(Stored records)
- - -

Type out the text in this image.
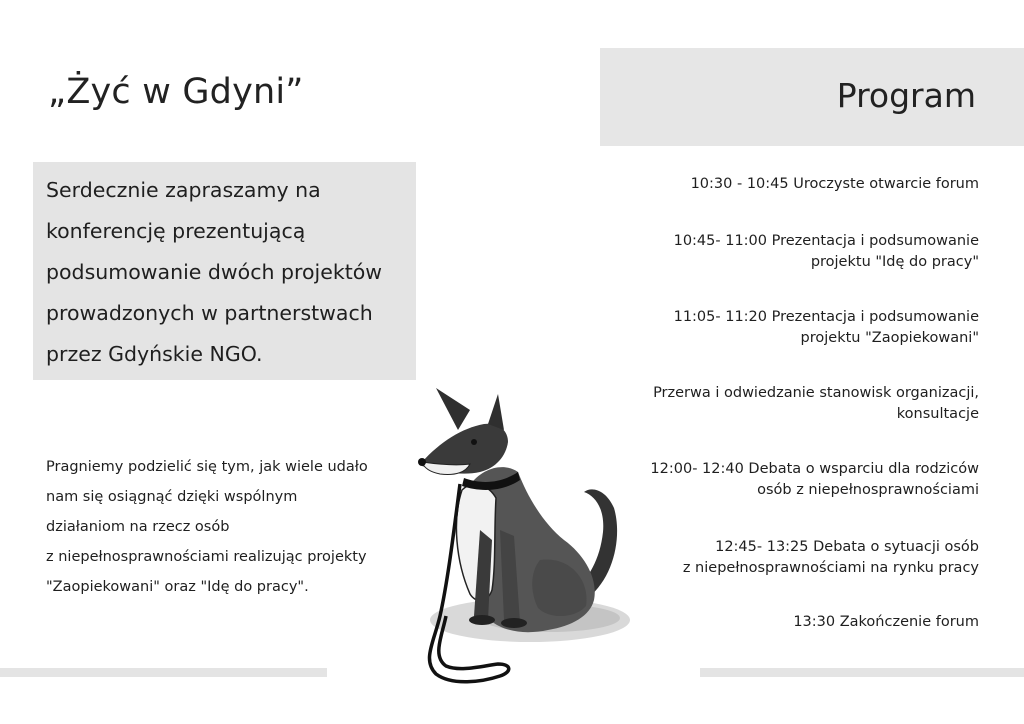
„Żyć w Gdyni”
Serdecznie zapraszamy na
konferencję prezentującą
podsumowanie dwóch projektów
prowadzonych w partnerstwach
przez Gdyńskie NGO.
Pragniemy podzielić się tym, jak wiele udało
nam się osiągnąć dzięki wspólnym
działaniom na rzecz osób
z niepełnosprawnościami realizując projekty
"Zaopiekowani" oraz "Idę do pracy".
Program
10:30 - 10:45 Uroczyste otwarcie forum
10:45- 11:00 Prezentacja i podsumowanie
projektu "Idę do pracy"
11:05- 11:20 Prezentacja i podsumowanie
projektu "Zaopiekowani"
Przerwa i odwiedzanie stanowisk organizacji,
konsultacje
12:00- 12:40 Debata o wsparciu dla rodziców
osób z niepełnosprawnościami
12:45- 13:25 Debata o sytuacji osób
z niepełnosprawnościami na rynku pracy
13:30 Zakończenie forum
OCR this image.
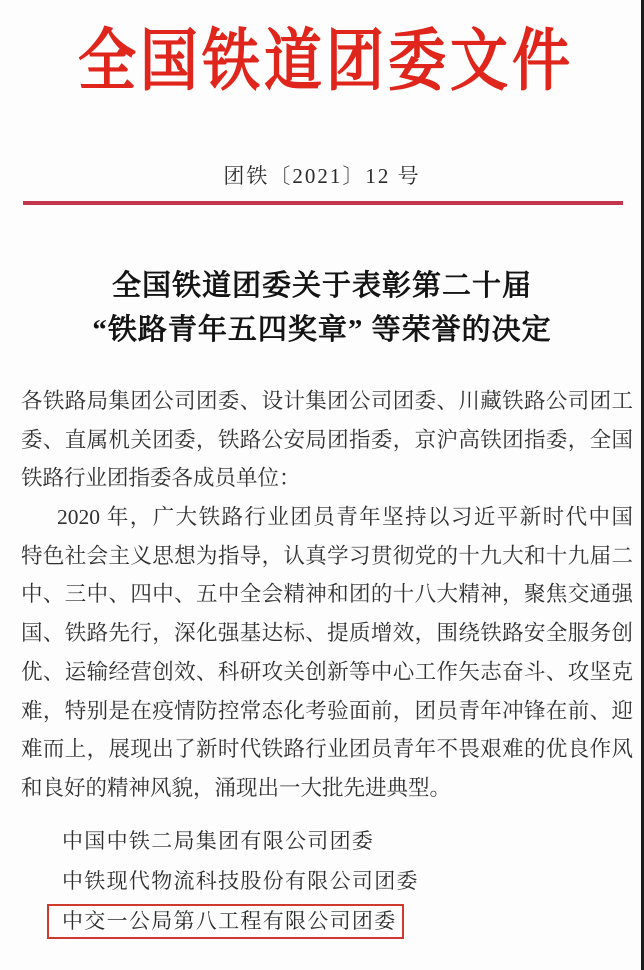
全国铁道团委文件
团铁〔2021〕12 号
全国铁道团委关于表彰第二十届
“铁路青年五四奖章” 等荣誉的决定
各铁路局集团公司团委、设计集团公司团委、川藏铁路公司团工
委、直属机关团委，铁路公安局团指委，京沪高铁团指委，全国
铁路行业团指委各成员单位：
2020 年，广大铁路行业团员青年坚持以习近平新时代中国
特色社会主义思想为指导，认真学习贯彻党的十九大和十九届二
中、三中、四中、五中全会精神和团的十八大精神，聚焦交通强
国、铁路先行，深化强基达标、提质增效，围绕铁路安全服务创
优、运输经营创效、科研攻关创新等中心工作矢志奋斗、攻坚克
难，特别是在疫情防控常态化考验面前，团员青年冲锋在前、迎
难而上，展现出了新时代铁路行业团员青年不畏艰难的优良作风
和良好的精神风貌，涌现出一大批先进典型。
中国中铁二局集团有限公司团委
中铁现代物流科技股份有限公司团委
中交一公局第八工程有限公司团委
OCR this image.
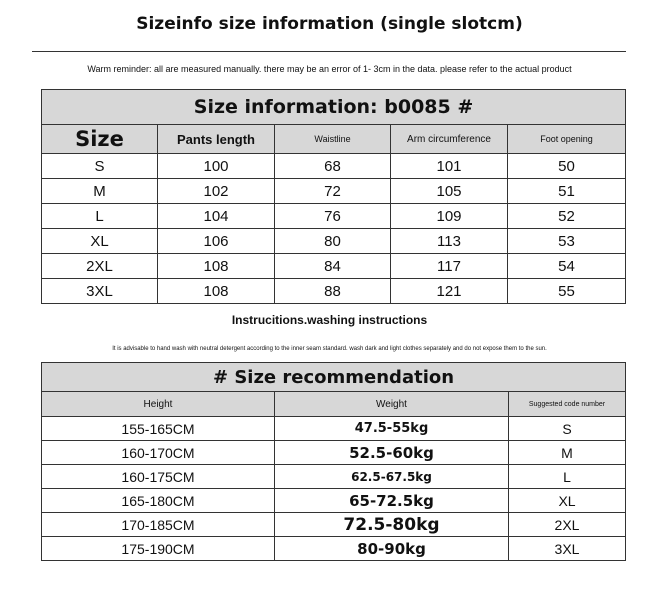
Sizeinfo size information (single slotcm)
Warm reminder: all are measured manually. there may be an error of 1- 3cm in the data. please refer to the actual product
Size information: b0085 #				
Size	Pants length	Waistline	Arm circumference	Foot opening
S	100	68	101	50
M	102	72	105	51
L	104	76	109	52
XL	106	80	113	53
2XL	108	84	117	54
3XL	108	88	121	55
Instrucitions.washing instructions
It is advisable to hand wash with neutral detergent according to the inner seam standard. wash dark and light clothes separately and do not expose them to the sun.
# Size recommendation		
Height	Weight	Suggested code number
155-165CM	47.5-55kg	S
160-170CM	52.5-60kg	M
160-175CM	62.5-67.5kg	L
165-180CM	65-72.5kg	XL
170-185CM	72.5-80kg	2XL
175-190CM	80-90kg	3XL
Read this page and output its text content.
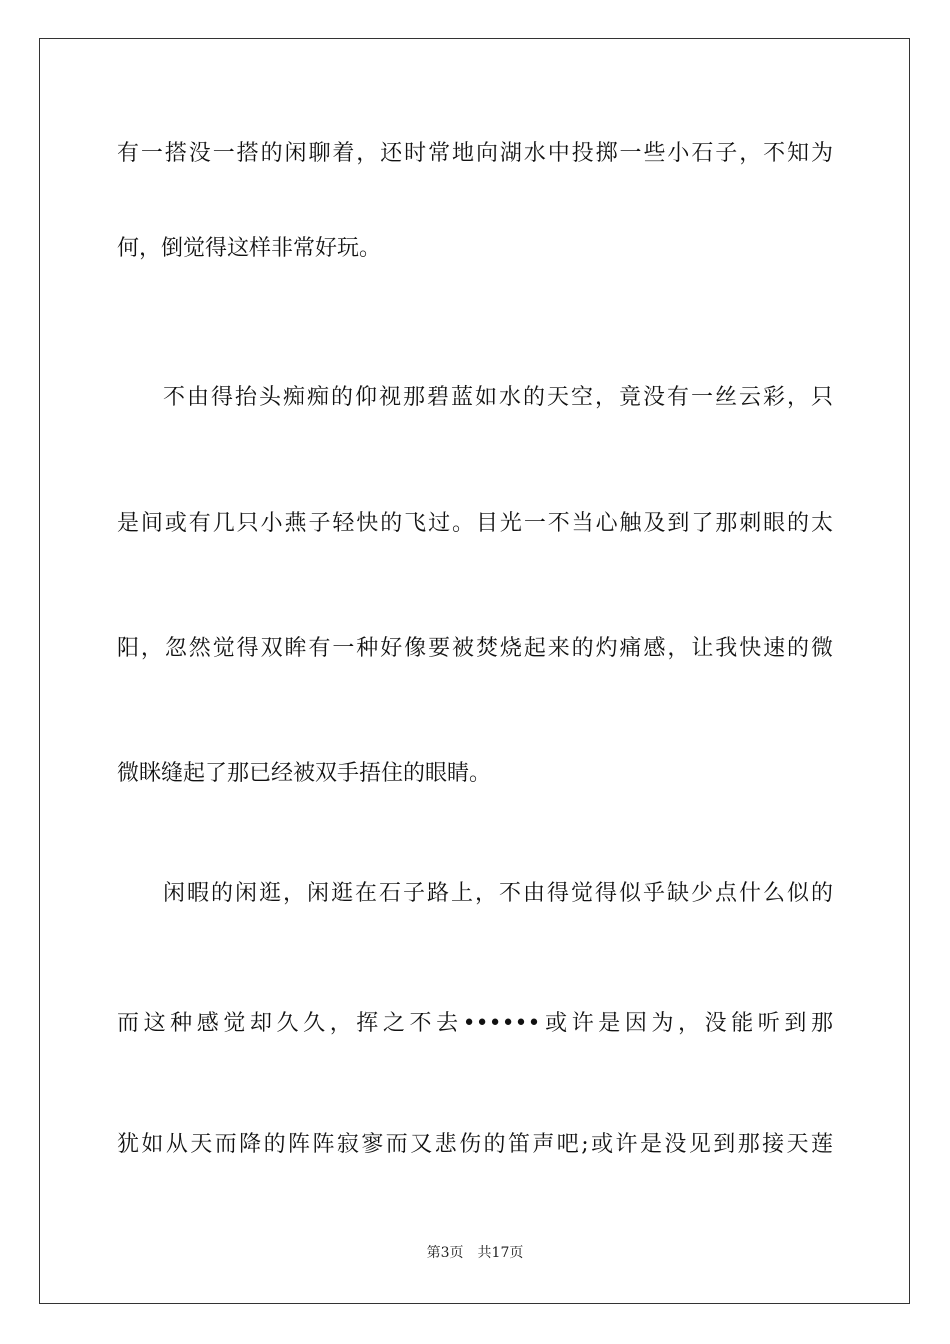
有一搭没一搭的闲聊着，还时常地向湖水中投掷一些小石子，不知为
何，倒觉得这样非常好玩。
不由得抬头痴痴的仰视那碧蓝如水的天空，竟没有一丝云彩，只
是间或有几只小燕子轻快的飞过。目光一不当心触及到了那刺眼的太
阳，忽然觉得双眸有一种好像要被焚烧起来的灼痛感，让我快速的微
微眯缝起了那已经被双手捂住的眼睛。
闲暇的闲逛，闲逛在石子路上，不由得觉得似乎缺少点什么似的
而这种感觉却久久，挥之不去••••••或许是因为，没能听到那
犹如从天而降的阵阵寂寥而又悲伤的笛声吧;或许是没见到那接天莲
第3页 共17页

- - -

(Given instruction) Return the material exactly as given, apart from the pictures.

(The result)
Type out the text in this image.
„Żyć w Gdyni”
Serdecznie zapraszamy na
konferencję prezentującą
podsumowanie dwóch projektów
prowadzonych w partnerstwach
przez Gdyńskie NGO.
Pragniemy podzielić się tym, jak wiele udało
nam się osiągnąć dzięki wspólnym
działaniom na rzecz osób
z niepełnosprawnościami realizując projekty
"Zaopiekowani" oraz "Idę do pracy".
Program
10:30 - 10:45 Uroczyste otwarcie forum
10:45- 11:00 Prezentacja i podsumowanie
projektu "Idę do pracy"
11:05- 11:20 Prezentacja i podsumowanie
projektu "Zaopiekowani"
Przerwa i odwiedzanie stanowisk organizacji,
konsultacje
12:00- 12:40 Debata o wsparciu dla rodziców
osób z niepełnosprawnościami
12:45- 13:25 Debata o sytuacji osób
z niepełnosprawnościami na rynku pracy
13:30 Zakończenie forum
OCR this image.
全国铁道团委文件
团铁〔2021〕12 号
全国铁道团委关于表彰第二十届
“铁路青年五四奖章” 等荣誉的决定
各铁路局集团公司团委、设计集团公司团委、川藏铁路公司团工
委、直属机关团委，铁路公安局团指委，京沪高铁团指委，全国
铁路行业团指委各成员单位：
2020 年，广大铁路行业团员青年坚持以习近平新时代中国
特色社会主义思想为指导，认真学习贯彻党的十九大和十九届二
中、三中、四中、五中全会精神和团的十八大精神，聚焦交通强
国、铁路先行，深化强基达标、提质增效，围绕铁路安全服务创
优、运输经营创效、科研攻关创新等中心工作矢志奋斗、攻坚克
难，特别是在疫情防控常态化考验面前，团员青年冲锋在前、迎
难而上，展现出了新时代铁路行业团员青年不畏艰难的优良作风
和良好的精神风貌，涌现出一大批先进典型。
中国中铁二局集团有限公司团委
中铁现代物流科技股份有限公司团委
中交一公局第八工程有限公司团委
OCR this image.
Sizeinfo size information (single slotcm)
Warm reminder: all are measured manually. there may be an error of 1- 3cm in the data. please refer to the actual product
Size information: b0085 #				
Size	Pants length	Waistline	Arm circumference	Foot opening
S	100	68	101	50
M	102	72	105	51
L	104	76	109	52
XL	106	80	113	53
2XL	108	84	117	54
3XL	108	88	121	55
Instrucitions.washing instructions
It is advisable to hand wash with neutral detergent according to the inner seam standard. wash dark and light clothes separately and do not expose them to the sun.
# Size recommendation		
Height	Weight	Suggested code number
155-165CM	47.5-55kg	S
160-170CM	52.5-60kg	M
160-175CM	62.5-67.5kg	L
165-180CM	65-72.5kg	XL
170-185CM	72.5-80kg	2XL
175-190CM	80-90kg	3XL
Read this page and output its text content.
有一搭没一搭的闲聊着，还时常地向湖水中投掷一些小石子，不知为
何，倒觉得这样非常好玩。
不由得抬头痴痴的仰视那碧蓝如水的天空，竟没有一丝云彩，只
是间或有几只小燕子轻快的飞过。目光一不当心触及到了那刺眼的太
阳，忽然觉得双眸有一种好像要被焚烧起来的灼痛感，让我快速的微
微眯缝起了那已经被双手捂住的眼睛。
闲暇的闲逛，闲逛在石子路上，不由得觉得似乎缺少点什么似的
而这种感觉却久久，挥之不去••••••或许是因为，没能听到那
犹如从天而降的阵阵寂寥而又悲伤的笛声吧;或许是没见到那接天莲
第3页 共17页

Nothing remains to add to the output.